Researchers at Tel Aviv University discovered that water formed from the air in the center of a metropolitan area, Tel Aviv, met all the stringent drinking water requirements imposed by Israel and the World Health Organization.
The researchers determined that the water created by water vapor in the urban atmosphere, which is characterized by industry and large development, was safe to drink. The test was conducted in collaboration with Israeli company Watergen.
According to the researchers, the growing global shortage of safe drinking water causes thinking creatively and creating novel technologies for producing potable water. The Earth’s atmosphere is a massive and renewable source of water that might be used as a source of drinking water. Our atmosphere includes billions of tons of water, of which 98 percent is in a gaseous condition,(i.e., water vapor).
According to Offir Inbar, from the School of Environment and Earth Sciences, this is the first study to assess the effect of air pollution on drinking water derived from the air. According to Inbar, the gadget utilized in the study lacked any filter or treatment system; the water produced was collected from the air.
Offir Inbar explained, “the study demonstrated that wind direction has a significant effect on water quality; for example, when the wind blows from the desert, we discover more calcium and sulfur in the water, which are leftovers of desert dust aerosols.”

### Entries shown

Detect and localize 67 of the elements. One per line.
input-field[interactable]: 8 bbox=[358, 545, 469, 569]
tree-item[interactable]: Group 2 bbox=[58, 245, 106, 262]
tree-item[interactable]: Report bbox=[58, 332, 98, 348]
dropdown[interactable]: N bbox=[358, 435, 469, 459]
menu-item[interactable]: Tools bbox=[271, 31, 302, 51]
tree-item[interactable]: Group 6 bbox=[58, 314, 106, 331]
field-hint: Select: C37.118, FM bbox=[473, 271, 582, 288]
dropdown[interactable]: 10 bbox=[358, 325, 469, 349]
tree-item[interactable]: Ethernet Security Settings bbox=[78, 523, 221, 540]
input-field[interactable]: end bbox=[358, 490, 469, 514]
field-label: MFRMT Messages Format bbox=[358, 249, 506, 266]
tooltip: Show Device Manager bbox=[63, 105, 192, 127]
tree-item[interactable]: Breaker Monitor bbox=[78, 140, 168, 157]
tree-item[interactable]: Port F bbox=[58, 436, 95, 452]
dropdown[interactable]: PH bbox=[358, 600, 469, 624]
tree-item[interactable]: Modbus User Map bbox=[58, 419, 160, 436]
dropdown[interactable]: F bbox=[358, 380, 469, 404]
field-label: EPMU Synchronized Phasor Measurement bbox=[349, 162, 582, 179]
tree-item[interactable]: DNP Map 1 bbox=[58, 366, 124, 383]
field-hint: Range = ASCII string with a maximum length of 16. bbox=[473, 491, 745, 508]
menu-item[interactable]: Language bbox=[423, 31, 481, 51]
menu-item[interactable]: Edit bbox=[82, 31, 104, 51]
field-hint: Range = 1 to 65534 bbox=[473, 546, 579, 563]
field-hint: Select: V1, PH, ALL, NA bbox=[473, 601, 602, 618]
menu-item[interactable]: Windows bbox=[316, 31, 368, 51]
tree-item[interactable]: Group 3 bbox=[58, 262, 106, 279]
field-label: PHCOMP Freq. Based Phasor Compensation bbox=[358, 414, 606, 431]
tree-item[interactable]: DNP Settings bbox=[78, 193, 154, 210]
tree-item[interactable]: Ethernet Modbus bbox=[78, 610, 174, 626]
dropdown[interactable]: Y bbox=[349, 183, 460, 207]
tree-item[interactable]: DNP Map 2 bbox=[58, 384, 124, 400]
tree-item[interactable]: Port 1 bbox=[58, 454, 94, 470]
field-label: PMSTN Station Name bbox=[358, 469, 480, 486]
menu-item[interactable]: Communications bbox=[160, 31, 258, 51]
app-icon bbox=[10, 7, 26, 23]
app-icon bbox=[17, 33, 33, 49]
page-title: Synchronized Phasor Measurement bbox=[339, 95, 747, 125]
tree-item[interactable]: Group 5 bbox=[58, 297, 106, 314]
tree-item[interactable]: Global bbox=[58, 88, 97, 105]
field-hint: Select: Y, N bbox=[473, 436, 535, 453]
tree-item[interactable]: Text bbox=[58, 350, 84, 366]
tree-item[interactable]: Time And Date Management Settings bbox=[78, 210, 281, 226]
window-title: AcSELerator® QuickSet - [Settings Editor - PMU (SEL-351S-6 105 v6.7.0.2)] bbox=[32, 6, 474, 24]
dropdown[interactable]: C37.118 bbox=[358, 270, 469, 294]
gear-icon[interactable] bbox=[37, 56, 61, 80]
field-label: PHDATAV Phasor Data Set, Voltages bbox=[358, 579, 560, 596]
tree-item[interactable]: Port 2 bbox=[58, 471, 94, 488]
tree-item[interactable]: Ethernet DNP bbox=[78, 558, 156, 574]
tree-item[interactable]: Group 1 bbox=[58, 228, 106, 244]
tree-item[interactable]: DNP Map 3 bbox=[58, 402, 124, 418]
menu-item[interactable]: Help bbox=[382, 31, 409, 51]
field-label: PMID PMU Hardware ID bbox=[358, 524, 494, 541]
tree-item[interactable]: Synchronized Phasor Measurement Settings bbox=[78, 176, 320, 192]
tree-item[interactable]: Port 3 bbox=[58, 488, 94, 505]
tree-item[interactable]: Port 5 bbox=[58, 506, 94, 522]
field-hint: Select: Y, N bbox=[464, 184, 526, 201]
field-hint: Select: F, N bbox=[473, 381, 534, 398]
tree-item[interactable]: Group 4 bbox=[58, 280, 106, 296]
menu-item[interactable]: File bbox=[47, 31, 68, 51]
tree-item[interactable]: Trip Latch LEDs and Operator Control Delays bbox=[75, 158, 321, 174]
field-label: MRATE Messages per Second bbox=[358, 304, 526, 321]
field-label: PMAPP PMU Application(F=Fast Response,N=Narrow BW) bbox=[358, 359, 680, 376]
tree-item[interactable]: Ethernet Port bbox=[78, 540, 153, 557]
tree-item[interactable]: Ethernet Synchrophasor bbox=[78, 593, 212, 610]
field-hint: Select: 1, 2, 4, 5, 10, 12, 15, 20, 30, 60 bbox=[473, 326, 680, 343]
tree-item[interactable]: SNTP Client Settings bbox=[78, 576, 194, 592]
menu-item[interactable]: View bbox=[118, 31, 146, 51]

### Task description
Reproduce word for word the passage of the text on drinking water harvested from city air, from "According to Offir" to "collected from the air.".

### Answer to this exercise
According to Offir Inbar, from the School of Environment and Earth Sciences, this is the first study to assess the effect of air pollution on drinking water derived from the air. According to Inbar, the gadget utilized in the study lacked any filter or treatment system; the water produced was collected from the air.